[start]

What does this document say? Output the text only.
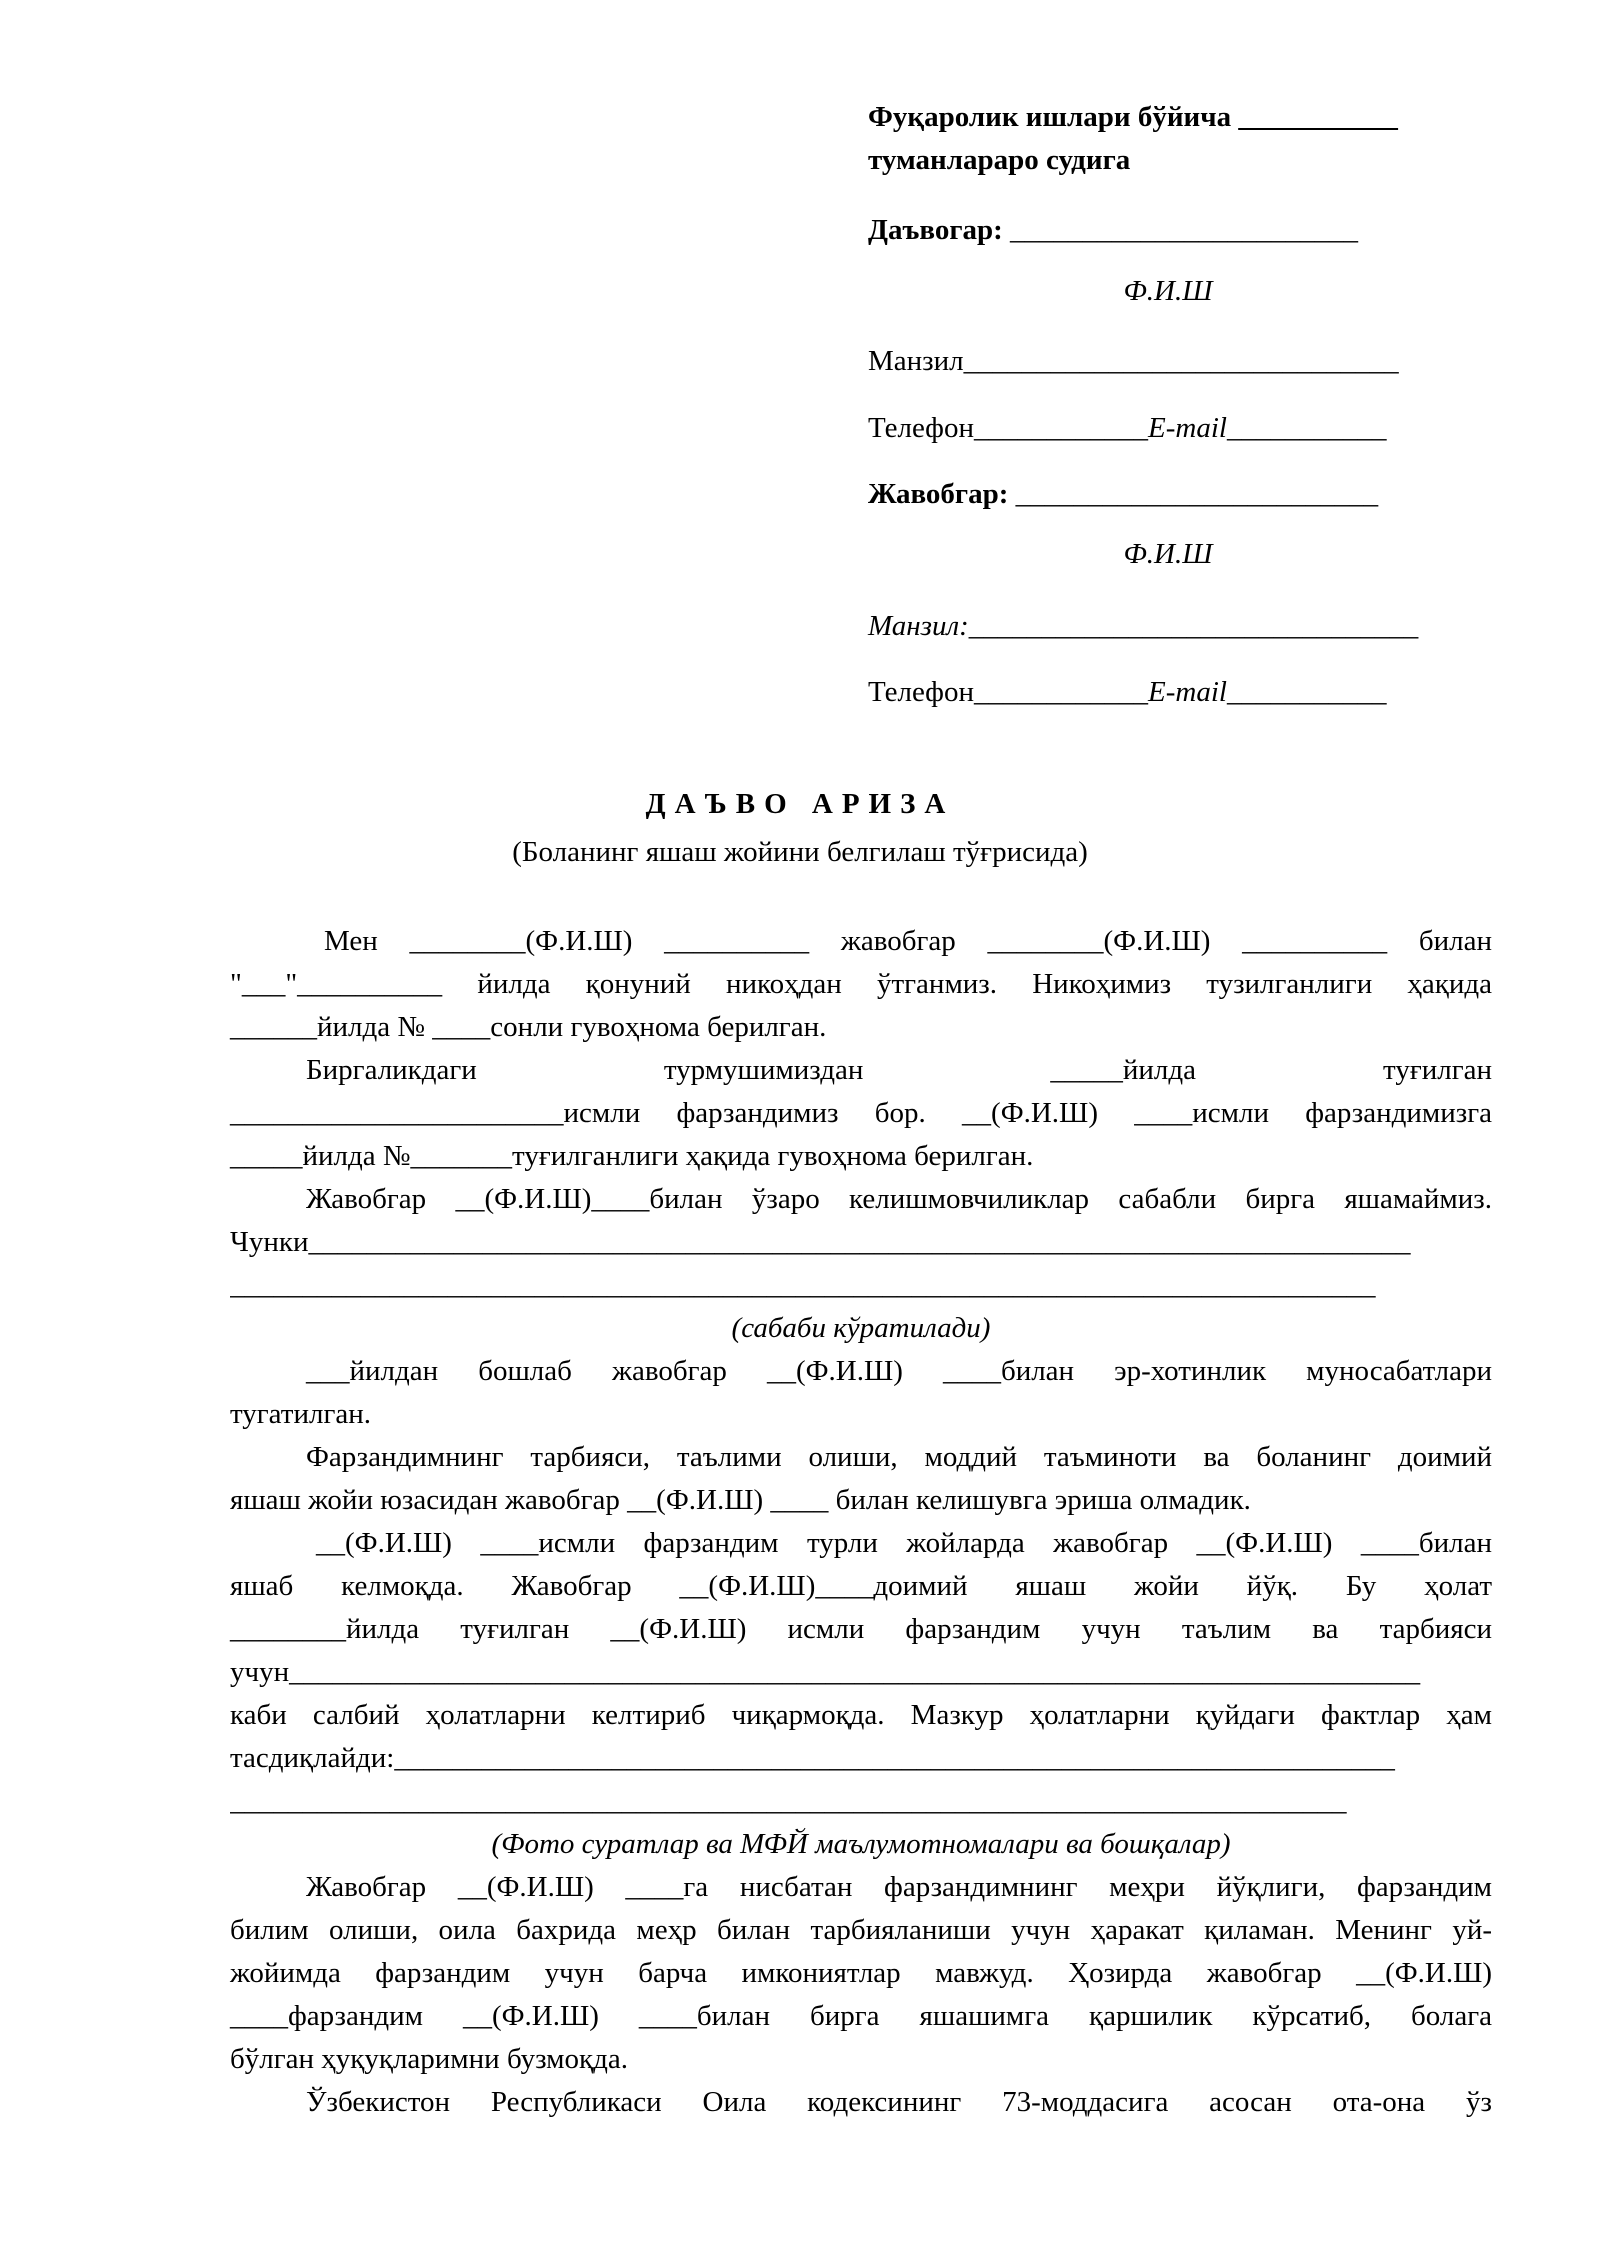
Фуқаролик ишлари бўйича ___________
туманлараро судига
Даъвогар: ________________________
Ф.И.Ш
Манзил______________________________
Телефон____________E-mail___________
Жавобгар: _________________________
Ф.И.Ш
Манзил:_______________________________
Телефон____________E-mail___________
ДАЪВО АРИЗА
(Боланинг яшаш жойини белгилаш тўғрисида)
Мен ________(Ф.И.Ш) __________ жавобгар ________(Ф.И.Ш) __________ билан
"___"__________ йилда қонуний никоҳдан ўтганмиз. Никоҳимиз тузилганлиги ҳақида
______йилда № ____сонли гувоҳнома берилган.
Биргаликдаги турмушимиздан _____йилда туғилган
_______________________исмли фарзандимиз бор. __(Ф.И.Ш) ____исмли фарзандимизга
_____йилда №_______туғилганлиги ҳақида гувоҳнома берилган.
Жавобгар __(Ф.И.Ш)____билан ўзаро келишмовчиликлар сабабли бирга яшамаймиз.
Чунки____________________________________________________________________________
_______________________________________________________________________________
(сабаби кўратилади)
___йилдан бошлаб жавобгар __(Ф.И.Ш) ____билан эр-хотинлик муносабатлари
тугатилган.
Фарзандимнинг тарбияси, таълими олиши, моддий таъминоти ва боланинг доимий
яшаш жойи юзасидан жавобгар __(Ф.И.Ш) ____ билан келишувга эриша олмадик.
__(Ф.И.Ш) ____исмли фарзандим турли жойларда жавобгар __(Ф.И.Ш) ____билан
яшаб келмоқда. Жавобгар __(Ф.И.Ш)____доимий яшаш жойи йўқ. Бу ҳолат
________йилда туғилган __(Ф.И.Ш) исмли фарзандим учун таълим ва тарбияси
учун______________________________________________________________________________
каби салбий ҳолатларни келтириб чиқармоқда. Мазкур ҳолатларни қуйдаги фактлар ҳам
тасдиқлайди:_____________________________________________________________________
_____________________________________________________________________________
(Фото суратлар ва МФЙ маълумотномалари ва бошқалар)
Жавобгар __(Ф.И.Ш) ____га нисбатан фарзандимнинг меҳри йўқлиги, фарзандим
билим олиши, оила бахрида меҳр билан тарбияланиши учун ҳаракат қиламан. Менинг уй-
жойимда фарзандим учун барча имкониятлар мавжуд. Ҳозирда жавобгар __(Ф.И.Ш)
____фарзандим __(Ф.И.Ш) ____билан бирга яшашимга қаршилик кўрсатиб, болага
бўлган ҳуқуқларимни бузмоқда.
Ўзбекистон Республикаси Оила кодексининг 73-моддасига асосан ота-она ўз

[end]
[start]

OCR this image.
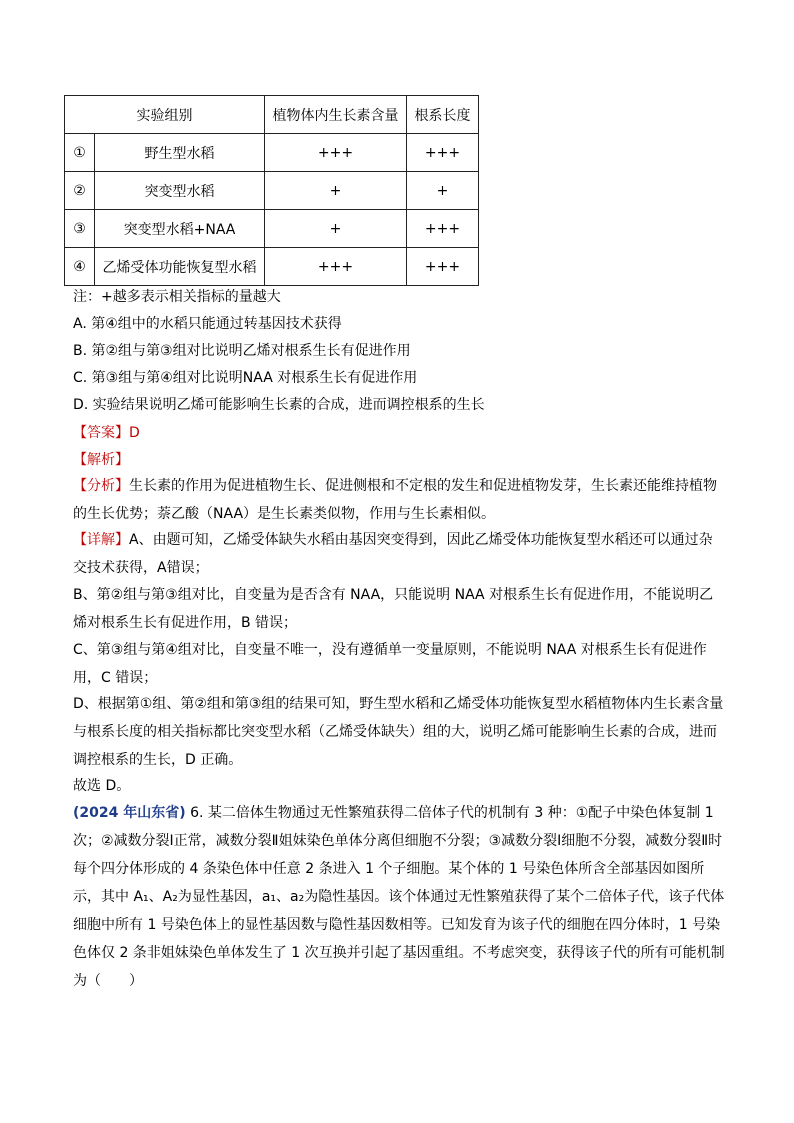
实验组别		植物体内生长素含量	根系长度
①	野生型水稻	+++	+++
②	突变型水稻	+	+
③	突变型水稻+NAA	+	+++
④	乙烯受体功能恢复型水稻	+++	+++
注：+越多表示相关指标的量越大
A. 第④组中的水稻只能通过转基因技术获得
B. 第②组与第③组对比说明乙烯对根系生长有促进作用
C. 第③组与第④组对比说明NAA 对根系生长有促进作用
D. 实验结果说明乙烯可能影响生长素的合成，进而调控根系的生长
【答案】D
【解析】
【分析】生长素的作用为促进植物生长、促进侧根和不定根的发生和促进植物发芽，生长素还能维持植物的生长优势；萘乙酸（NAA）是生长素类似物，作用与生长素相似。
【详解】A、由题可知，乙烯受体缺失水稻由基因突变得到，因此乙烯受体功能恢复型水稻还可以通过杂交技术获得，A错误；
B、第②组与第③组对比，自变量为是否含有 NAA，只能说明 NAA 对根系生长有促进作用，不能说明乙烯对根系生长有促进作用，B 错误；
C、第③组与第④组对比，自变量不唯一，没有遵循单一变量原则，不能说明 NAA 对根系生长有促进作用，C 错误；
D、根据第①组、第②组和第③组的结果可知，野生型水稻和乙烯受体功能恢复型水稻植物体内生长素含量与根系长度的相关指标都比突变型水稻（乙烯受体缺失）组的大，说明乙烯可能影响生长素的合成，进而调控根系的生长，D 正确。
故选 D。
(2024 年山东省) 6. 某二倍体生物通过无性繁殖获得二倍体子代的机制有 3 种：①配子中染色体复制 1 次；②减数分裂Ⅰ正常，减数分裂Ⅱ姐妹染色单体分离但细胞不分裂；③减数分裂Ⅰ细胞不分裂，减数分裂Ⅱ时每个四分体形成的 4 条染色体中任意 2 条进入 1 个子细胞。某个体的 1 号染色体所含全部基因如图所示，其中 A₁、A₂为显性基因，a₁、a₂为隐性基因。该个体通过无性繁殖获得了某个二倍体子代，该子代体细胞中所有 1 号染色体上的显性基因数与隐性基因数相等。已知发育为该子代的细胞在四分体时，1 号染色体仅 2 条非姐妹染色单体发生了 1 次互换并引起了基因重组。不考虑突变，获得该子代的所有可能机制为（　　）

[end]

* _Work to do_: Count how many lines hold the string "进而调控根系的生长" and give that number alone.

* _Correct answer_: 2